### The task
Your task is to print all of the material verbatim.
--- START OF Given entries ---
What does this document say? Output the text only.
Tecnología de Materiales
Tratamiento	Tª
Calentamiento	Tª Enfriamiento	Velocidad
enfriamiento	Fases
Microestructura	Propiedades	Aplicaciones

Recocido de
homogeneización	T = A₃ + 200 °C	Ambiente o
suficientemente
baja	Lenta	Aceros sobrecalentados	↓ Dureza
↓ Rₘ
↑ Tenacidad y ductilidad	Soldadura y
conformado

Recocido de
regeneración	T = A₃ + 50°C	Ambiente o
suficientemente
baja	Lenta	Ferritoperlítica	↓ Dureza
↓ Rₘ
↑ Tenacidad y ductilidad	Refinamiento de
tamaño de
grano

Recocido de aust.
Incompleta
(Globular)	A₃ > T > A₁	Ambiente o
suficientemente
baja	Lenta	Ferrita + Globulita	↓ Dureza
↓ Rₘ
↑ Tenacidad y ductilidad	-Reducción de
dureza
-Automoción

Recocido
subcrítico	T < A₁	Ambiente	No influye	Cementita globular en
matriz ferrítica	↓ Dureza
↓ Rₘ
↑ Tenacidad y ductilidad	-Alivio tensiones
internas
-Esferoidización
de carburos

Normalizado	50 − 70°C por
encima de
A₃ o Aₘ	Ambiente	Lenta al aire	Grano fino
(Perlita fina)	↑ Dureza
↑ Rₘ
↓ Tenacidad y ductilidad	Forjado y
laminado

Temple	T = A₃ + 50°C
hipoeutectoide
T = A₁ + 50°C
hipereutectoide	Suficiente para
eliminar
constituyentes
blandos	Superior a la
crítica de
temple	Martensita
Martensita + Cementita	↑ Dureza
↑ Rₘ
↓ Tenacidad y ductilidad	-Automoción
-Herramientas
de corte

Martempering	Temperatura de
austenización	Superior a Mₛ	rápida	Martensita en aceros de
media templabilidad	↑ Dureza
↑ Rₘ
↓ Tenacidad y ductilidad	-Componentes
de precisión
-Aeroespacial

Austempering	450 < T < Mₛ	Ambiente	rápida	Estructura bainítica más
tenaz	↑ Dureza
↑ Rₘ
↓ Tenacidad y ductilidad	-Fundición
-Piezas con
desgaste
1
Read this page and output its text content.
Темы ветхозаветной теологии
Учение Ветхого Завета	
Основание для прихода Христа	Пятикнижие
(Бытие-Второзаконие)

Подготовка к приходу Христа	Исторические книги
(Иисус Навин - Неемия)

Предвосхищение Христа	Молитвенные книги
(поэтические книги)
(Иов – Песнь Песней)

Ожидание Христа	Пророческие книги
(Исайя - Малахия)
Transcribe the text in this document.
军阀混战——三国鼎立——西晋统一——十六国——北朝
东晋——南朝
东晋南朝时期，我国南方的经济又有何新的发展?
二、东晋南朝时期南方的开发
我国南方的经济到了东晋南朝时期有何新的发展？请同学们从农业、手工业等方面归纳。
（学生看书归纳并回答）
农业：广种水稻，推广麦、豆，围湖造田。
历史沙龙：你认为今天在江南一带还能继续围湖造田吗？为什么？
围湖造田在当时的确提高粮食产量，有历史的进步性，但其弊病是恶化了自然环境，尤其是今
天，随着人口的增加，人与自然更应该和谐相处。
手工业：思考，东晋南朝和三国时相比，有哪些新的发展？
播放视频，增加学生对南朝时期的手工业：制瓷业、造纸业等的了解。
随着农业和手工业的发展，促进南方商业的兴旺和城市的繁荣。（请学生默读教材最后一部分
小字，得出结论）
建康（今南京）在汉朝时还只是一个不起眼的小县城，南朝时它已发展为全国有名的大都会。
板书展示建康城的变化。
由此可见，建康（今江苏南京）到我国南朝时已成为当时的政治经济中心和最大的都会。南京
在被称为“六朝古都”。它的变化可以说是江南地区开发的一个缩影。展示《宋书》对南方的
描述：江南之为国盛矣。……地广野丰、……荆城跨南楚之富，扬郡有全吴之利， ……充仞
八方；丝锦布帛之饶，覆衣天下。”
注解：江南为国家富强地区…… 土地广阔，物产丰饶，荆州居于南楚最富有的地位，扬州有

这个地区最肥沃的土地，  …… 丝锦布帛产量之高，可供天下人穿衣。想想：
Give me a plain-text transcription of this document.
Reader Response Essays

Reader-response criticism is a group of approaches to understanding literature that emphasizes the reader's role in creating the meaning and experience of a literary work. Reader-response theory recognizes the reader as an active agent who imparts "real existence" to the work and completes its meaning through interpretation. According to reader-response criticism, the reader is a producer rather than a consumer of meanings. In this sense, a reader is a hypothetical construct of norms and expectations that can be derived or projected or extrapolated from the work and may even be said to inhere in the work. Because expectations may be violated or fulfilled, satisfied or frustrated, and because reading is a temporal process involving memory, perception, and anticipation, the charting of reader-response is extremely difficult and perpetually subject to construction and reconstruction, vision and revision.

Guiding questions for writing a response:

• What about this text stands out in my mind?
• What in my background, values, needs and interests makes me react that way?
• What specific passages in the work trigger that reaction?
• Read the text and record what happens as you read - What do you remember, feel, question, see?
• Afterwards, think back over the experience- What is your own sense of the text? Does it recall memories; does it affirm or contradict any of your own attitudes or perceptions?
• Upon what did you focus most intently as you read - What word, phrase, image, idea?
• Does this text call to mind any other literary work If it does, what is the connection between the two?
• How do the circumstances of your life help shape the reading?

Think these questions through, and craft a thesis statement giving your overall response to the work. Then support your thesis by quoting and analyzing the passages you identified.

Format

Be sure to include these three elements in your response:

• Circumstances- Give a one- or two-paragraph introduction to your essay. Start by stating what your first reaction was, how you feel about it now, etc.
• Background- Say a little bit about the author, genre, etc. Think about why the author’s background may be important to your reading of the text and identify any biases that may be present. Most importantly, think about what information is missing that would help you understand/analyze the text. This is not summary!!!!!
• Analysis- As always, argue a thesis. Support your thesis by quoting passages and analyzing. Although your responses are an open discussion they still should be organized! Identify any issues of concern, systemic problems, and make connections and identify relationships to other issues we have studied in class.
--- END OF Given entries ---
### Output of the task
What does this document say? Output the text only.
Tecnología de Materiales
Tratamiento	Tª
Calentamiento	Tª Enfriamiento	Velocidad
enfriamiento	Fases
Microestructura	Propiedades	Aplicaciones

Recocido de
homogeneización	T = A₃ + 200 °C	Ambiente o
suficientemente
baja	Lenta	Aceros sobrecalentados	↓ Dureza
↓ Rₘ
↑ Tenacidad y ductilidad	Soldadura y
conformado

Recocido de
regeneración	T = A₃ + 50°C	Ambiente o
suficientemente
baja	Lenta	Ferritoperlítica	↓ Dureza
↓ Rₘ
↑ Tenacidad y ductilidad	Refinamiento de
tamaño de
grano

Recocido de aust.
Incompleta
(Globular)	A₃ > T > A₁	Ambiente o
suficientemente
baja	Lenta	Ferrita + Globulita	↓ Dureza
↓ Rₘ
↑ Tenacidad y ductilidad	-Reducción de
dureza
-Automoción

Recocido
subcrítico	T < A₁	Ambiente	No influye	Cementita globular en
matriz ferrítica	↓ Dureza
↓ Rₘ
↑ Tenacidad y ductilidad	-Alivio tensiones
internas
-Esferoidización
de carburos

Normalizado	50 − 70°C por
encima de
A₃ o Aₘ	Ambiente	Lenta al aire	Grano fino
(Perlita fina)	↑ Dureza
↑ Rₘ
↓ Tenacidad y ductilidad	Forjado y
laminado

Temple	T = A₃ + 50°C
hipoeutectoide
T = A₁ + 50°C
hipereutectoide	Suficiente para
eliminar
constituyentes
blandos	Superior a la
crítica de
temple	Martensita
Martensita + Cementita	↑ Dureza
↑ Rₘ
↓ Tenacidad y ductilidad	-Automoción
-Herramientas
de corte

Martempering	Temperatura de
austenización	Superior a Mₛ	rápida	Martensita en aceros de
media templabilidad	↑ Dureza
↑ Rₘ
↓ Tenacidad y ductilidad	-Componentes
de precisión
-Aeroespacial

Austempering	450 < T < Mₛ	Ambiente	rápida	Estructura bainítica más
tenaz	↑ Dureza
↑ Rₘ
↓ Tenacidad y ductilidad	-Fundición
-Piezas con
desgaste
1
Read this page and output its text content.
Темы ветхозаветной теологии
Учение Ветхого Завета	
Основание для прихода Христа	Пятикнижие
(Бытие-Второзаконие)

Подготовка к приходу Христа	Исторические книги
(Иисус Навин - Неемия)

Предвосхищение Христа	Молитвенные книги
(поэтические книги)
(Иов – Песнь Песней)

Ожидание Христа	Пророческие книги
(Исайя - Малахия)
Transcribe the text in this document.
军阀混战——三国鼎立——西晋统一——十六国——北朝
东晋——南朝
东晋南朝时期，我国南方的经济又有何新的发展?
二、东晋南朝时期南方的开发
我国南方的经济到了东晋南朝时期有何新的发展？请同学们从农业、手工业等方面归纳。
（学生看书归纳并回答）
农业：广种水稻，推广麦、豆，围湖造田。
历史沙龙：你认为今天在江南一带还能继续围湖造田吗？为什么？
围湖造田在当时的确提高粮食产量，有历史的进步性，但其弊病是恶化了自然环境，尤其是今
天，随着人口的增加，人与自然更应该和谐相处。
手工业：思考，东晋南朝和三国时相比，有哪些新的发展？
播放视频，增加学生对南朝时期的手工业：制瓷业、造纸业等的了解。
随着农业和手工业的发展，促进南方商业的兴旺和城市的繁荣。（请学生默读教材最后一部分
小字，得出结论）
建康（今南京）在汉朝时还只是一个不起眼的小县城，南朝时它已发展为全国有名的大都会。
板书展示建康城的变化。
由此可见，建康（今江苏南京）到我国南朝时已成为当时的政治经济中心和最大的都会。南京
在被称为“六朝古都”。它的变化可以说是江南地区开发的一个缩影。展示《宋书》对南方的
描述：江南之为国盛矣。……地广野丰、……荆城跨南楚之富，扬郡有全吴之利， ……充仞
八方；丝锦布帛之饶，覆衣天下。”
注解：江南为国家富强地区…… 土地广阔，物产丰饶，荆州居于南楚最富有的地位，扬州有

这个地区最肥沃的土地，  …… 丝锦布帛产量之高，可供天下人穿衣。想想：
Give me a plain-text transcription of this document.
Reader Response Essays

Reader-response criticism is a group of approaches to understanding literature that emphasizes the reader's role in creating the meaning and experience of a literary work. Reader-response theory recognizes the reader as an active agent who imparts "real existence" to the work and completes its meaning through interpretation. According to reader-response criticism, the reader is a producer rather than a consumer of meanings. In this sense, a reader is a hypothetical construct of norms and expectations that can be derived or projected or extrapolated from the work and may even be said to inhere in the work. Because expectations may be violated or fulfilled, satisfied or frustrated, and because reading is a temporal process involving memory, perception, and anticipation, the charting of reader-response is extremely difficult and perpetually subject to construction and reconstruction, vision and revision.

Guiding questions for writing a response:

• What about this text stands out in my mind?
• What in my background, values, needs and interests makes me react that way?
• What specific passages in the work trigger that reaction?
• Read the text and record what happens as you read - What do you remember, feel, question, see?
• Afterwards, think back over the experience- What is your own sense of the text? Does it recall memories; does it affirm or contradict any of your own attitudes or perceptions?
• Upon what did you focus most intently as you read - What word, phrase, image, idea?
• Does this text call to mind any other literary work If it does, what is the connection between the two?
• How do the circumstances of your life help shape the reading?

Think these questions through, and craft a thesis statement giving your overall response to the work. Then support your thesis by quoting and analyzing the passages you identified.

Format

Be sure to include these three elements in your response:

• Circumstances- Give a one- or two-paragraph introduction to your essay. Start by stating what your first reaction was, how you feel about it now, etc.
• Background- Say a little bit about the author, genre, etc. Think about why the author’s background may be important to your reading of the text and identify any biases that may be present. Most importantly, think about what information is missing that would help you understand/analyze the text. This is not summary!!!!!
• Analysis- As always, argue a thesis. Support your thesis by quoting passages and analyzing. Although your responses are an open discussion they still should be organized! Identify any issues of concern, systemic problems, and make connections and identify relationships to other issues we have studied in class.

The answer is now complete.